The problem:
Lines holding the string "Kaweka" are the ones to copy; find them all in the data.

Entries provided:
········
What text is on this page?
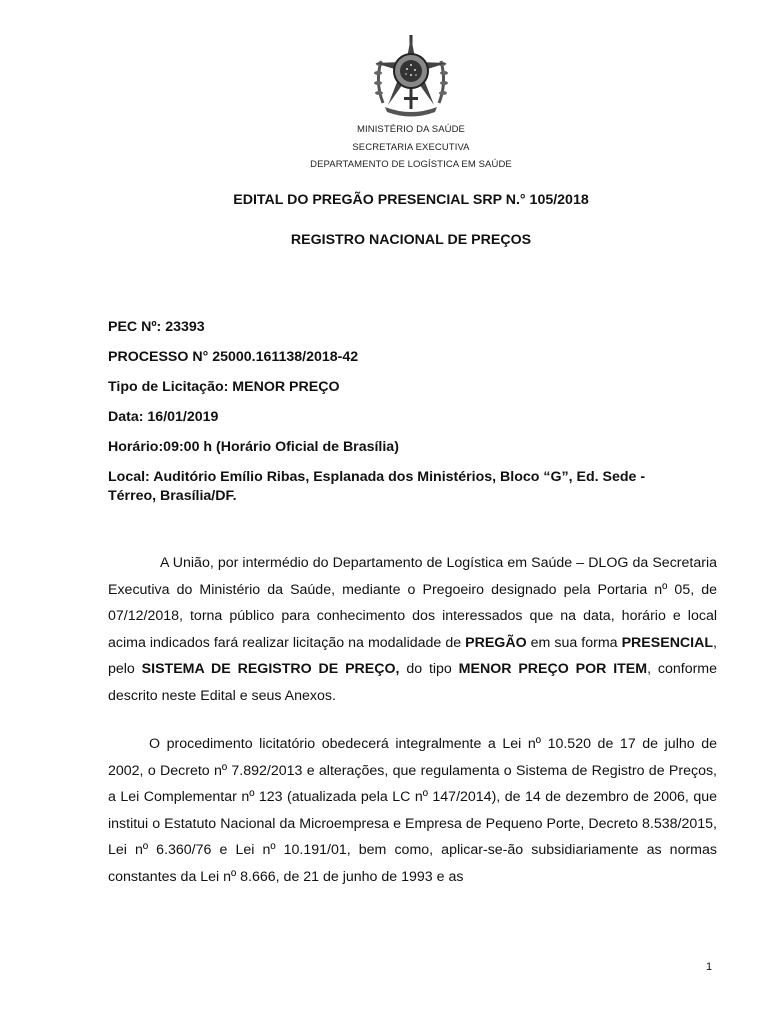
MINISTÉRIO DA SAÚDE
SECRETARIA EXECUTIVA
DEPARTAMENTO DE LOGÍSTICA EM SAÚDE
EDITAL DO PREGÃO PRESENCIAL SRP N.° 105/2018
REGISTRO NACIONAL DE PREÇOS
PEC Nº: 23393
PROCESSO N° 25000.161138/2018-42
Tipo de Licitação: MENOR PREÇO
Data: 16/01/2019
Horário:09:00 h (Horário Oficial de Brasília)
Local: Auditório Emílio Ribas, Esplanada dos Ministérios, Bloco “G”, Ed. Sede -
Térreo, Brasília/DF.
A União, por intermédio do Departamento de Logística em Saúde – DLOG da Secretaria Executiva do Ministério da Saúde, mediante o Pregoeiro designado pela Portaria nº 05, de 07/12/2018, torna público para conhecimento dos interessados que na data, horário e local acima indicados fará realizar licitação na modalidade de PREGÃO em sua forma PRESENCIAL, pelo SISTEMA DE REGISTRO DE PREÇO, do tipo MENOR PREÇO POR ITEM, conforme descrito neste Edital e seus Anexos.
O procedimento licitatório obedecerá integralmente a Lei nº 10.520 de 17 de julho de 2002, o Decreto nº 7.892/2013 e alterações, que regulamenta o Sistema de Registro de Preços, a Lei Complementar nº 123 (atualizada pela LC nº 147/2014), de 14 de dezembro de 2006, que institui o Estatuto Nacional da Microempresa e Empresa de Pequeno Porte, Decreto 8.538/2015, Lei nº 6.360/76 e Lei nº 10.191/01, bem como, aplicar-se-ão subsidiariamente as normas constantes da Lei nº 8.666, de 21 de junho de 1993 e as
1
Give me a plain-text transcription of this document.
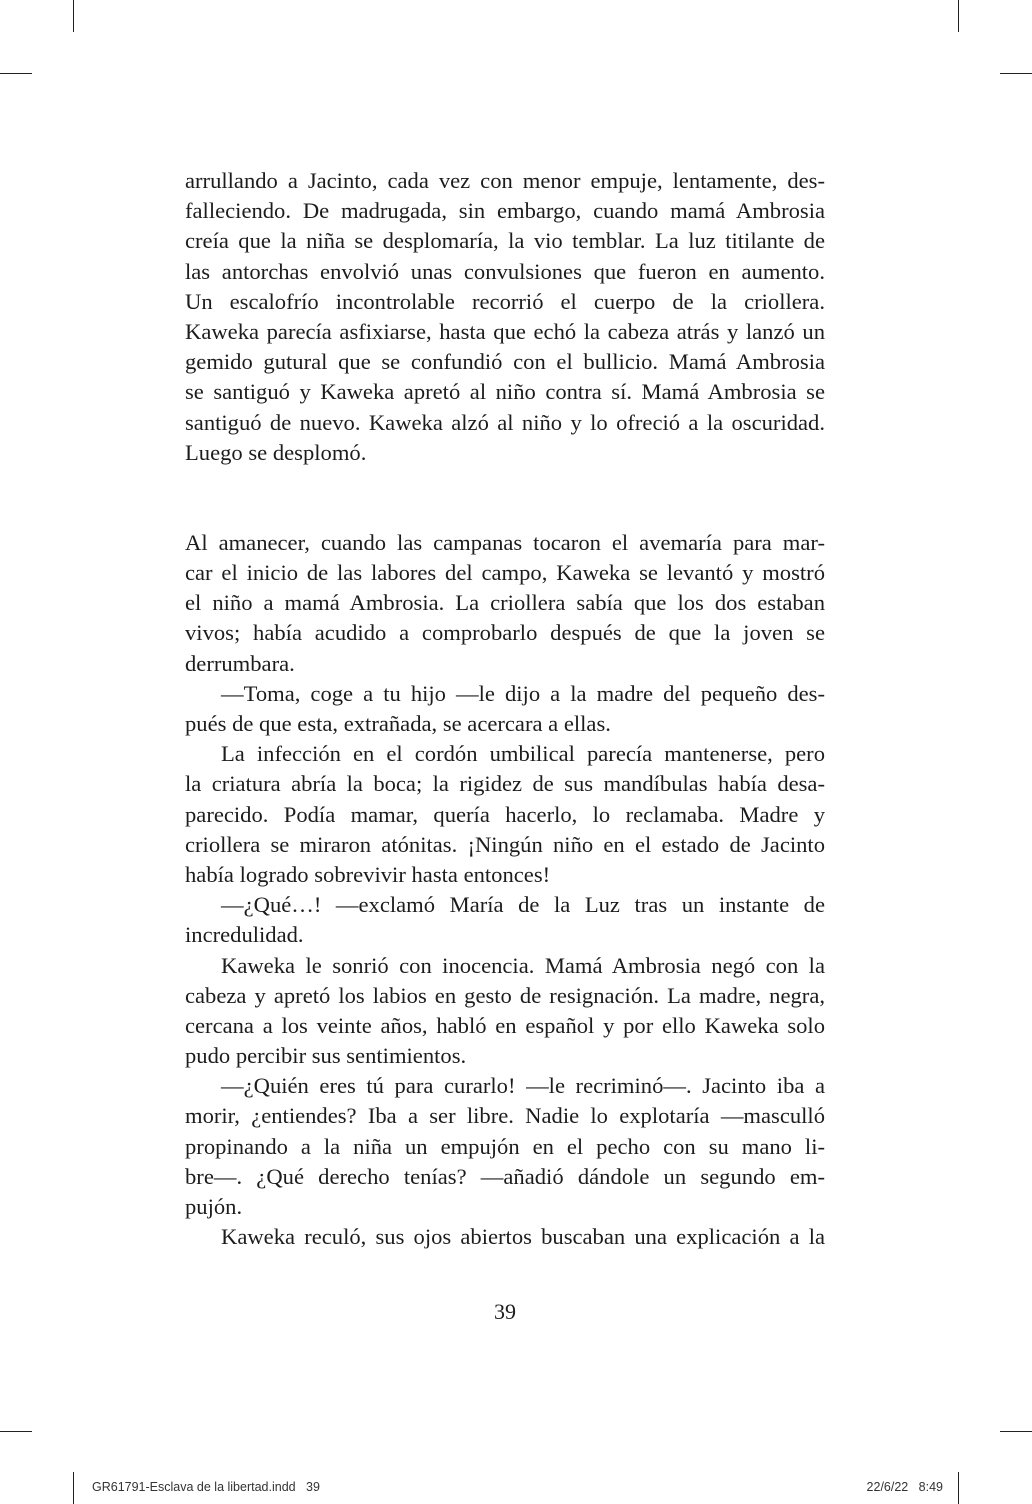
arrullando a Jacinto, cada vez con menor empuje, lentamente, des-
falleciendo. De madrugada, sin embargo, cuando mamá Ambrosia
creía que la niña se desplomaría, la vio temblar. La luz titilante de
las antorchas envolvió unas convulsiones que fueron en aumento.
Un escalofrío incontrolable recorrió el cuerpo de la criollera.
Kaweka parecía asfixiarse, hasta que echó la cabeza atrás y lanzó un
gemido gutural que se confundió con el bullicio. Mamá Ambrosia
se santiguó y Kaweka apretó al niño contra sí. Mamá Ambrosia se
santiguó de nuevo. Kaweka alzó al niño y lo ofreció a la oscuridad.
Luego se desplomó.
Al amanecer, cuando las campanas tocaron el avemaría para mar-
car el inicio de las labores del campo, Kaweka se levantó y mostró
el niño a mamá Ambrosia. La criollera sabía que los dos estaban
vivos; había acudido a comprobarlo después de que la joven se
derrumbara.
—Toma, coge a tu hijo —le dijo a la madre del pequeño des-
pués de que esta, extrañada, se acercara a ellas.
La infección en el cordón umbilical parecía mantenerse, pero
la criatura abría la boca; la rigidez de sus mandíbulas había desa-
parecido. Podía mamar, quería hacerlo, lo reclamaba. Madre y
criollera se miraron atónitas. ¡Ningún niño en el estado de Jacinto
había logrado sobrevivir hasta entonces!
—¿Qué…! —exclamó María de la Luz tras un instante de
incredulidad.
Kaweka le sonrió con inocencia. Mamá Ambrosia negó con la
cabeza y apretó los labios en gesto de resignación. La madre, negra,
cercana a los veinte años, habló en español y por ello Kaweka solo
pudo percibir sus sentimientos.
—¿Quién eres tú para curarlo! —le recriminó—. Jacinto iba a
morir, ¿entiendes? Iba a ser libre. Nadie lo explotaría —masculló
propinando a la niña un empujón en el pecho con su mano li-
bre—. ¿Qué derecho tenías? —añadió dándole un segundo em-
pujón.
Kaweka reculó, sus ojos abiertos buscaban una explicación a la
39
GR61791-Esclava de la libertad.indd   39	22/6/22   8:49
········
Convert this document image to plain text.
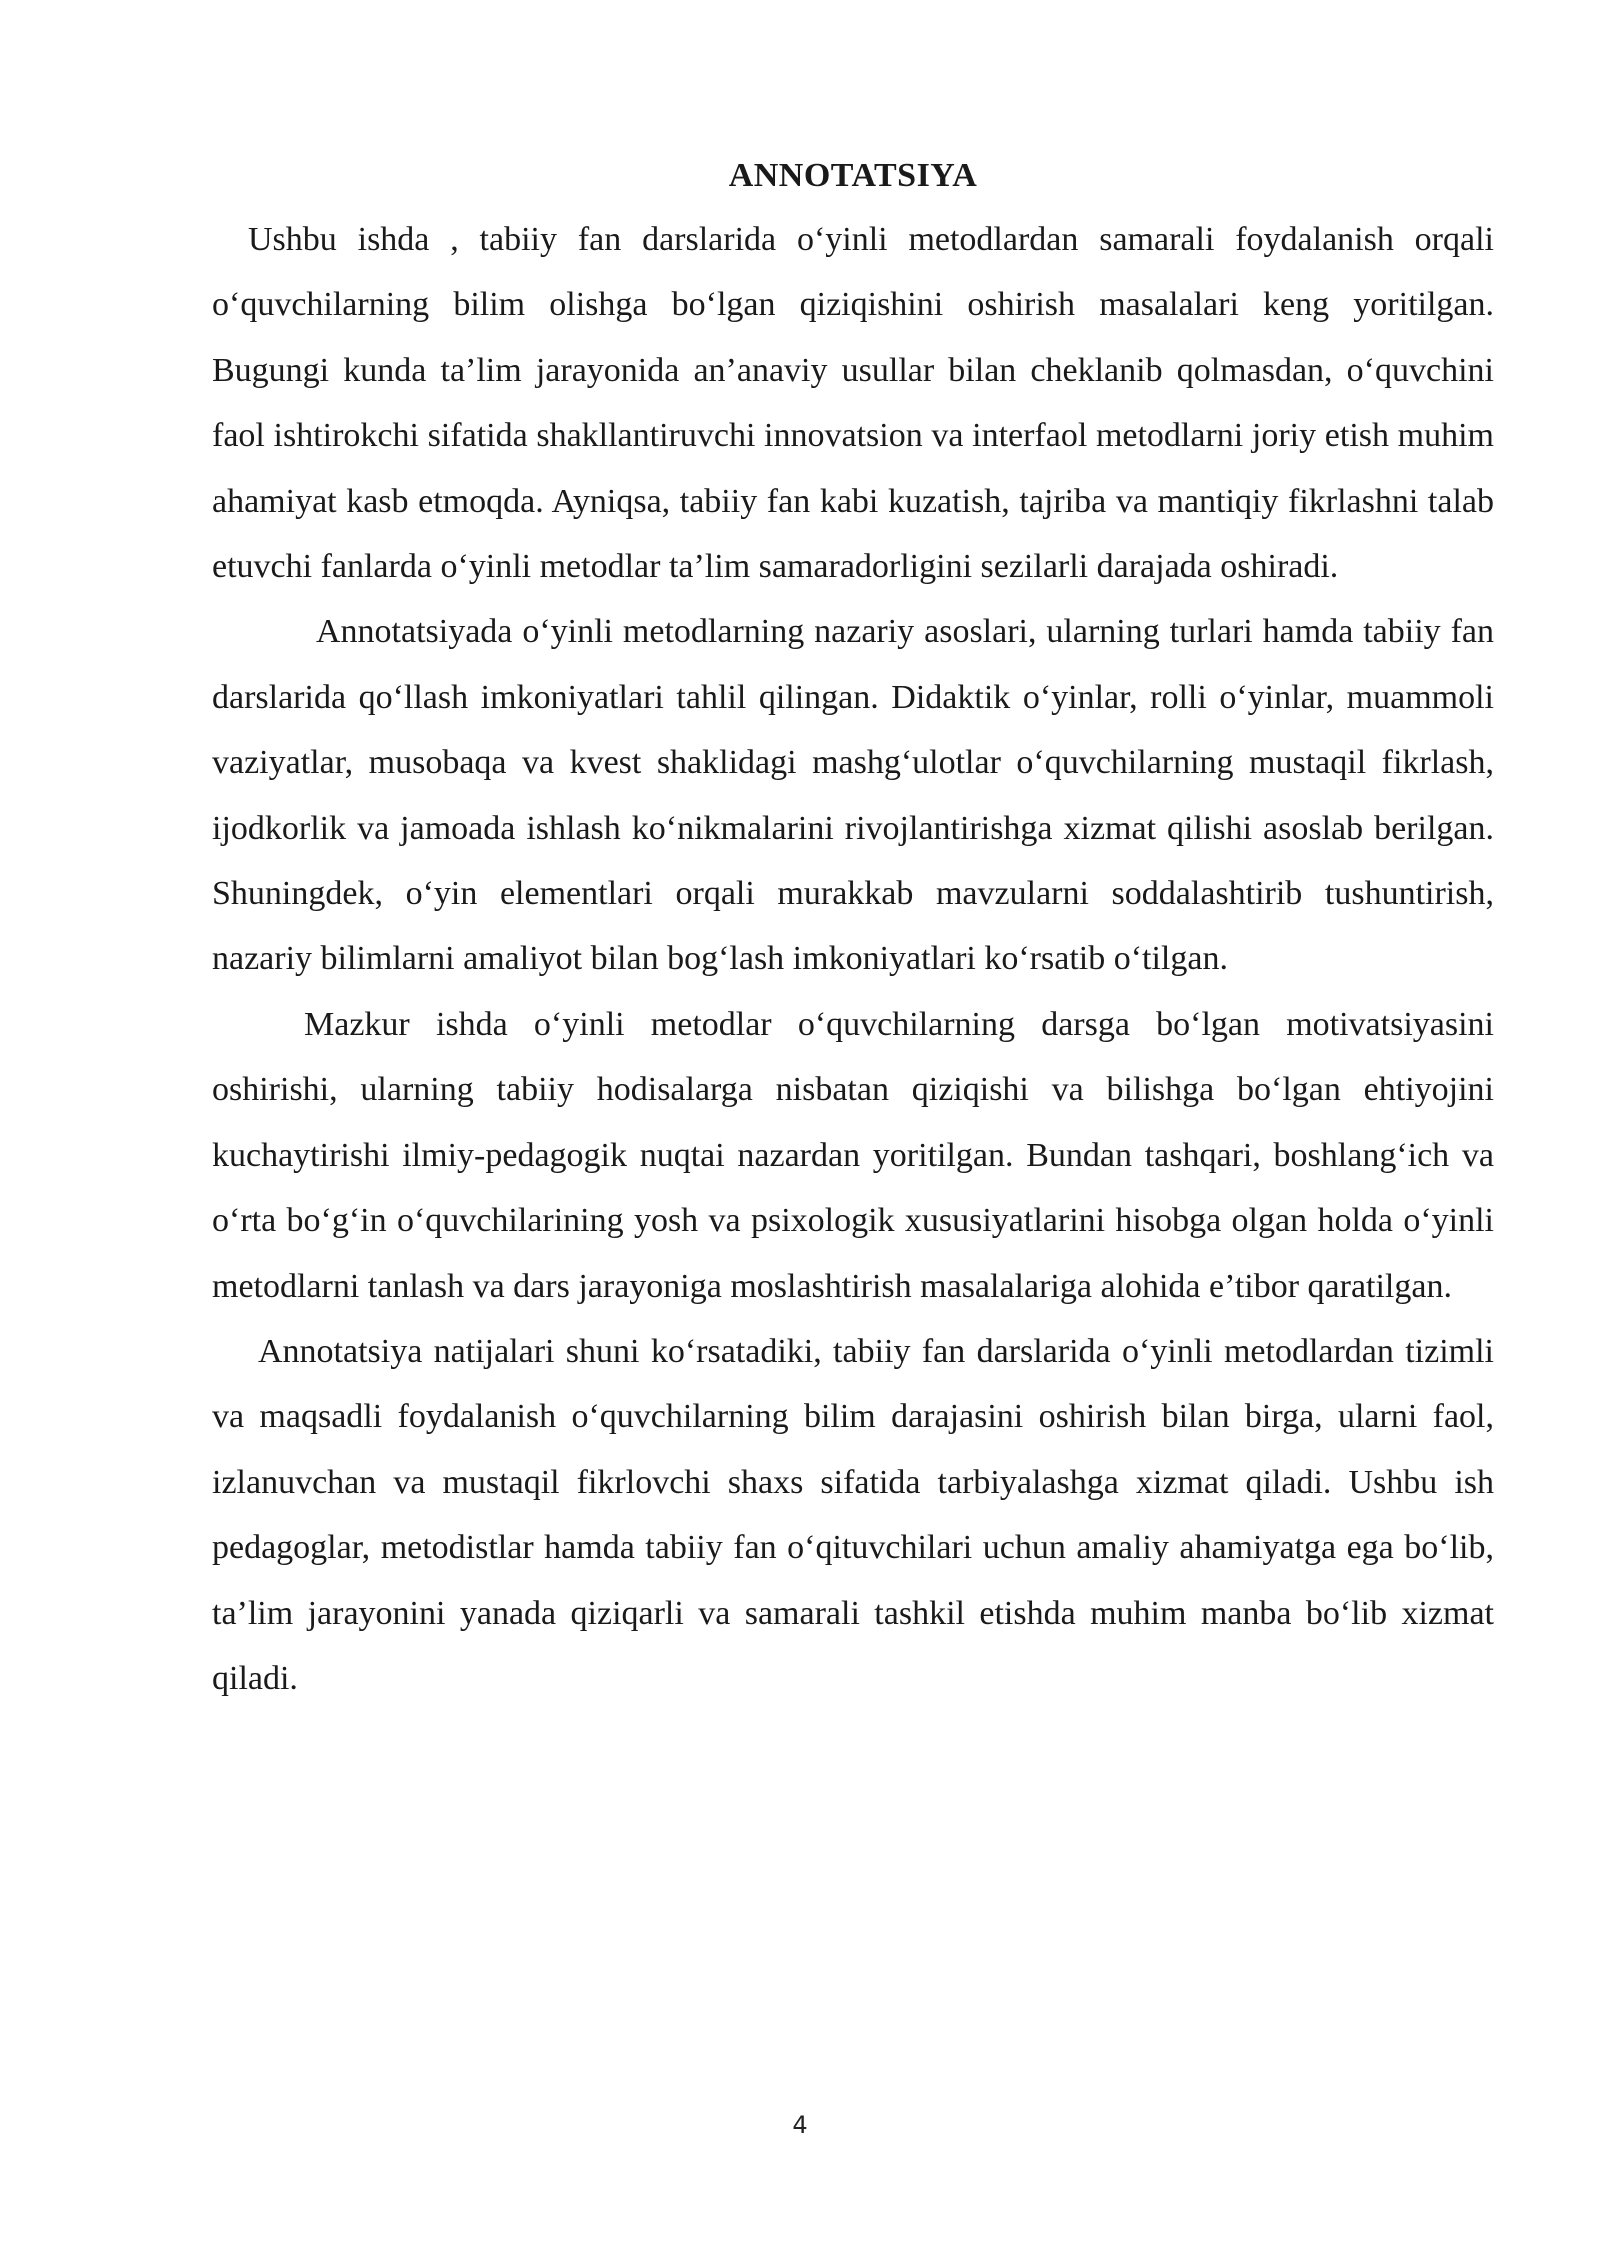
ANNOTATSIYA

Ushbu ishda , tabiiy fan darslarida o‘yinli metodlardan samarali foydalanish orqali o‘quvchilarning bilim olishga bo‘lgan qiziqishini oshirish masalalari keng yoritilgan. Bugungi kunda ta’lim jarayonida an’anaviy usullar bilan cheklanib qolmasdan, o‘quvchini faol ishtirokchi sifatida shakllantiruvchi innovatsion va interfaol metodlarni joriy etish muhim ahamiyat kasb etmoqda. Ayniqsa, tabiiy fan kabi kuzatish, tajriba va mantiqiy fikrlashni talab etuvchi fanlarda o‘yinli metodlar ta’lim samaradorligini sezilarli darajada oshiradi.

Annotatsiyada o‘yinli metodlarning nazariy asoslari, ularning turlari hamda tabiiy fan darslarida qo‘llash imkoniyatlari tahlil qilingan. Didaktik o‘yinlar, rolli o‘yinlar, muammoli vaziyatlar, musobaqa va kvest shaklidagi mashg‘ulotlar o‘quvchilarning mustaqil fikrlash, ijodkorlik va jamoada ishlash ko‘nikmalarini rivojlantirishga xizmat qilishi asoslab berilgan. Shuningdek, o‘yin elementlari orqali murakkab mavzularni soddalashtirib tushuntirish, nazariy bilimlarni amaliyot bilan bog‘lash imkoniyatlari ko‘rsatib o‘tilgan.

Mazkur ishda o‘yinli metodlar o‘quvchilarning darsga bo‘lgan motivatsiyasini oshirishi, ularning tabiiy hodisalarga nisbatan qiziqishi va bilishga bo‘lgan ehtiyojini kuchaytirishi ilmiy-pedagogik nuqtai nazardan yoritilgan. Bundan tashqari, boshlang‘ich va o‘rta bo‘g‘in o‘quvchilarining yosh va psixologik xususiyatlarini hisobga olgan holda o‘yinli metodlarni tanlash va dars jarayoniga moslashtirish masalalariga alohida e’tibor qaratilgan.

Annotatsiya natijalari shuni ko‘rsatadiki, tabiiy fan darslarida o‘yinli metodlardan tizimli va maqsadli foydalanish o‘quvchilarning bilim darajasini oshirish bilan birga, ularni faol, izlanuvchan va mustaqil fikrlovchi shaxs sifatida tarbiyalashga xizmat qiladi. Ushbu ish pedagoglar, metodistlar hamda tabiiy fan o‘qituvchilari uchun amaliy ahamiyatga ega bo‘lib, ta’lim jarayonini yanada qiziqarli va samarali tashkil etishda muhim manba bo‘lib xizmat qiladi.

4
········
Task output:
Kaweka parecía asfixiarse, hasta que echó la cabeza atrás y lanzó un
se santiguó y Kaweka apretó al niño contra sí. Mamá Ambrosia se
santiguó de nuevo. Kaweka alzó al niño y lo ofreció a la oscuridad.
car el inicio de las labores del campo, Kaweka se levantó y mostró
Kaweka le sonrió con inocencia. Mamá Ambrosia negó con la
cercana a los veinte años, habló en español y por ello Kaweka solo
Kaweka reculó, sus ojos abiertos buscaban una explicación a la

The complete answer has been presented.